■ RECORDS FOR PROCESSING ■
= = = = =
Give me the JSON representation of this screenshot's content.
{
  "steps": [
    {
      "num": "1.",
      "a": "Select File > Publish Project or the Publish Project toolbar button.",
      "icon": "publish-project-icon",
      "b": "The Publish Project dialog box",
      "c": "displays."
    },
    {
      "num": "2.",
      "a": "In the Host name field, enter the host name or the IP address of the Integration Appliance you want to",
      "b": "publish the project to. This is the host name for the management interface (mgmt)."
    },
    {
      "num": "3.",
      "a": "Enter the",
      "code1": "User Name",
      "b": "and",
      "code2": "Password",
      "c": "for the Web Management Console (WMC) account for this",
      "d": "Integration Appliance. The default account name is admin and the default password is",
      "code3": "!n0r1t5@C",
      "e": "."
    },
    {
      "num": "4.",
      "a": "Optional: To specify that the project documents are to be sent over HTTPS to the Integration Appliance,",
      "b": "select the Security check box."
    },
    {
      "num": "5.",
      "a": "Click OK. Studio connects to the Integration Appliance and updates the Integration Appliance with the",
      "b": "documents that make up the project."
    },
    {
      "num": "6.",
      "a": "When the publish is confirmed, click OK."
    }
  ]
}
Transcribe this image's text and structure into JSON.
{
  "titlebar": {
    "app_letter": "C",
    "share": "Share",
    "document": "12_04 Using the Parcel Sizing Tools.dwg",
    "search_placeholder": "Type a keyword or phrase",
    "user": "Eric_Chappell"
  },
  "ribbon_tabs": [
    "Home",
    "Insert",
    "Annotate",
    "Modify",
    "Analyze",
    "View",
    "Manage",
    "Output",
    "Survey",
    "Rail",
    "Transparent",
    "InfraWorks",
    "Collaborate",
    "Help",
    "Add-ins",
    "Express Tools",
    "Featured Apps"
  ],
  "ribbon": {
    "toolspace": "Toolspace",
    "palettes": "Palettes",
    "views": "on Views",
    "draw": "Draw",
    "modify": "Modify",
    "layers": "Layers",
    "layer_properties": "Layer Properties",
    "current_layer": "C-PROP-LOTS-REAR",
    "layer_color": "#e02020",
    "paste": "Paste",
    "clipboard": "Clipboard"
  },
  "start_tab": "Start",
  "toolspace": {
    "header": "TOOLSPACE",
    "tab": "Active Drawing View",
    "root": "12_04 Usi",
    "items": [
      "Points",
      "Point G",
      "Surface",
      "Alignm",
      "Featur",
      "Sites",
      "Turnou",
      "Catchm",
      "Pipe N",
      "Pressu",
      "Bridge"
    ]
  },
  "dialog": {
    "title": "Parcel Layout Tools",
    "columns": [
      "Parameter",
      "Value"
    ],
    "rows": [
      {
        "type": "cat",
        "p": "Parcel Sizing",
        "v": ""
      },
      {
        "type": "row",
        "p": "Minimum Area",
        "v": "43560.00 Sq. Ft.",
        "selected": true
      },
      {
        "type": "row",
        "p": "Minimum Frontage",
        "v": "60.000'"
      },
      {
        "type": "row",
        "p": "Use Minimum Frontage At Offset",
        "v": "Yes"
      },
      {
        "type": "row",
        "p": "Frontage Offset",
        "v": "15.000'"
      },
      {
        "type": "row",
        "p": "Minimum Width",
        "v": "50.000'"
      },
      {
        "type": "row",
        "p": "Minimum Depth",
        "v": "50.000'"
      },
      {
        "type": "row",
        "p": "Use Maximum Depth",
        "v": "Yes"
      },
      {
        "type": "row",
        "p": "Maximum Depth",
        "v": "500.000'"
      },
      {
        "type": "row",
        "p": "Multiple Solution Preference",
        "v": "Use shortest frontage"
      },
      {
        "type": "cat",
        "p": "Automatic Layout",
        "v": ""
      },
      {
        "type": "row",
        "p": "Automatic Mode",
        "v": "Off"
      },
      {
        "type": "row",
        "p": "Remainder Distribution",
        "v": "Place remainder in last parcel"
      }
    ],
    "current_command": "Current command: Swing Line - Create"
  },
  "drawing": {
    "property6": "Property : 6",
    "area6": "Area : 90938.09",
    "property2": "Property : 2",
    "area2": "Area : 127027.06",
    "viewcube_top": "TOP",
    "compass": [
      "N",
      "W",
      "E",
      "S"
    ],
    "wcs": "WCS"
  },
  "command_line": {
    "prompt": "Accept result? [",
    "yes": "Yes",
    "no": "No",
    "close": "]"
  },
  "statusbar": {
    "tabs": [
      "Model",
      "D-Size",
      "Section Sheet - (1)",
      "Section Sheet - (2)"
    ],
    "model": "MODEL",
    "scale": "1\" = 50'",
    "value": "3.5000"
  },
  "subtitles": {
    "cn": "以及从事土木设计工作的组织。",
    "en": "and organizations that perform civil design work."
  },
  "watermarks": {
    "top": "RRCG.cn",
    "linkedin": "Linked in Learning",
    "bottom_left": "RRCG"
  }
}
= = = = =
Copy out every line where the word "that" occurs.

      "a": "Optional: To specify that the project documents are to be sent over HTTPS to the Integration Appliance,",
      "b": "documents that make up the project."
    "en": "and organizations that perform civil design work."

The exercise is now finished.